== Segment start ==

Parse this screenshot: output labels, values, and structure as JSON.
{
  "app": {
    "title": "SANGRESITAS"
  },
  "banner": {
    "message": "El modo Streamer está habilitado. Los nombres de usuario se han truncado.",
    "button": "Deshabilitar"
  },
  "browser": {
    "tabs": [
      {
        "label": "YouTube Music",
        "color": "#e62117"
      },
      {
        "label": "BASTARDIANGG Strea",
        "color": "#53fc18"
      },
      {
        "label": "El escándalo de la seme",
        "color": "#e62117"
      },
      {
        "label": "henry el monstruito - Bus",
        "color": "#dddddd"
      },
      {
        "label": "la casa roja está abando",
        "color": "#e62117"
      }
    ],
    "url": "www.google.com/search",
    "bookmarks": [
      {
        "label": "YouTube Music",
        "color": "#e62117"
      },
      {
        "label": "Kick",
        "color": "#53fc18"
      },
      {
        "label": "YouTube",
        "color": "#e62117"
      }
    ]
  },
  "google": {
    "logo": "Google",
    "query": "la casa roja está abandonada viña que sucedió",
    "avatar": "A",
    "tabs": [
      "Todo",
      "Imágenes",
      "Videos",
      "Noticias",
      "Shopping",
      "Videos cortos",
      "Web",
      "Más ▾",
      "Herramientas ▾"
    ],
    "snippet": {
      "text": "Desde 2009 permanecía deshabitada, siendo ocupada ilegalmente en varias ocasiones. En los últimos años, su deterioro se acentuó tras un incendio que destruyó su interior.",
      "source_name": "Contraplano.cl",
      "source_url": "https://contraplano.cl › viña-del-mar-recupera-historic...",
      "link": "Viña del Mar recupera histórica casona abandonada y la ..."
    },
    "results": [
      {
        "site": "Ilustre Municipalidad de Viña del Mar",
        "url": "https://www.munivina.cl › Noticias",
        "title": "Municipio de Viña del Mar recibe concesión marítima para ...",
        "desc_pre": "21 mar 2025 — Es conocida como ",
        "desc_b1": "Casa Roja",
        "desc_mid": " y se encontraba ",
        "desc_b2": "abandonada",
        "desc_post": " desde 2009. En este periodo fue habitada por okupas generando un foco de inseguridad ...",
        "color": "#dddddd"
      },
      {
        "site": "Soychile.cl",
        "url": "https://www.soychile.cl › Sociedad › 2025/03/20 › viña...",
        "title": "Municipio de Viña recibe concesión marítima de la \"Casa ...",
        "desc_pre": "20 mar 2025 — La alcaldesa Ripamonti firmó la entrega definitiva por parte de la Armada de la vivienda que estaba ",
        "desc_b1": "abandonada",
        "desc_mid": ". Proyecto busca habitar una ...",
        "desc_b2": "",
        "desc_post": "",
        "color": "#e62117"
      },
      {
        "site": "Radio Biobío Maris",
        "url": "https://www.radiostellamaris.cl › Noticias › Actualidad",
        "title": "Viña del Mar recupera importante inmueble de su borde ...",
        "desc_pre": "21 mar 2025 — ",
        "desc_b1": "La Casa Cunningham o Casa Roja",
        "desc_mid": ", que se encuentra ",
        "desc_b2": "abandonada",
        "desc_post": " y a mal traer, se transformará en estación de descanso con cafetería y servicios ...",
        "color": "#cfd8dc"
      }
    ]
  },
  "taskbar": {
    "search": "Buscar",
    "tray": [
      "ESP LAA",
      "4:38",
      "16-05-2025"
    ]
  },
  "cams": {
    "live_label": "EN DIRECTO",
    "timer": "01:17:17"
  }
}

== Segment end ==

**Problem requirements**
Write the whole of the data out again exactly as it stands.

**Problem solution**
Parse this screenshot: output labels, values, and structure as JSON.
{
  "app": {
    "title": "SANGRESITAS"
  },
  "banner": {
    "message": "El modo Streamer está habilitado. Los nombres de usuario se han truncado.",
    "button": "Deshabilitar"
  },
  "browser": {
    "tabs": [
      {
        "label": "YouTube Music",
        "color": "#e62117"
      },
      {
        "label": "BASTARDIANGG Strea",
        "color": "#53fc18"
      },
      {
        "label": "El escándalo de la seme",
        "color": "#e62117"
      },
      {
        "label": "henry el monstruito - Bus",
        "color": "#dddddd"
      },
      {
        "label": "la casa roja está abando",
        "color": "#e62117"
      }
    ],
    "url": "www.google.com/search",
    "bookmarks": [
      {
        "label": "YouTube Music",
        "color": "#e62117"
      },
      {
        "label": "Kick",
        "color": "#53fc18"
      },
      {
        "label": "YouTube",
        "color": "#e62117"
      }
    ]
  },
  "google": {
    "logo": "Google",
    "query": "la casa roja está abandonada viña que sucedió",
    "avatar": "A",
    "tabs": [
      "Todo",
      "Imágenes",
      "Videos",
      "Noticias",
      "Shopping",
      "Videos cortos",
      "Web",
      "Más ▾",
      "Herramientas ▾"
    ],
    "snippet": {
      "text": "Desde 2009 permanecía deshabitada, siendo ocupada ilegalmente en varias ocasiones. En los últimos años, su deterioro se acentuó tras un incendio que destruyó su interior.",
      "source_name": "Contraplano.cl",
      "source_url": "https://contraplano.cl › viña-del-mar-recupera-historic...",
      "link": "Viña del Mar recupera histórica casona abandonada y la ..."
    },
    "results": [
      {
        "site": "Ilustre Municipalidad de Viña del Mar",
        "url": "https://www.munivina.cl › Noticias",
        "title": "Municipio de Viña del Mar recibe concesión marítima para ...",
        "desc_pre": "21 mar 2025 — Es conocida como ",
        "desc_b1": "Casa Roja",
        "desc_mid": " y se encontraba ",
        "desc_b2": "abandonada",
        "desc_post": " desde 2009. En este periodo fue habitada por okupas generando un foco de inseguridad ...",
        "color": "#dddddd"
      },
      {
        "site": "Soychile.cl",
        "url": "https://www.soychile.cl › Sociedad › 2025/03/20 › viña...",
        "title": "Municipio de Viña recibe concesión marítima de la \"Casa ...",
        "desc_pre": "20 mar 2025 — La alcaldesa Ripamonti firmó la entrega definitiva por parte de la Armada de la vivienda que estaba ",
        "desc_b1": "abandonada",
        "desc_mid": ". Proyecto busca habitar una ...",
        "desc_b2": "",
        "desc_post": "",
        "color": "#e62117"
      },
      {
        "site": "Radio Biobío Maris",
        "url": "https://www.radiostellamaris.cl › Noticias › Actualidad",
        "title": "Viña del Mar recupera importante inmueble de su borde ...",
        "desc_pre": "21 mar 2025 — ",
        "desc_b1": "La Casa Cunningham o Casa Roja",
        "desc_mid": ", que se encuentra ",
        "desc_b2": "abandonada",
        "desc_post": " y a mal traer, se transformará en estación de descanso con cafetería y servicios ...",
        "color": "#cfd8dc"
      }
    ]
  },
  "taskbar": {
    "search": "Buscar",
    "tray": [
      "ESP LAA",
      "4:38",
      "16-05-2025"
    ]
  },
  "cams": {
    "live_label": "EN DIRECTO",
    "timer": "01:17:17"
  }
}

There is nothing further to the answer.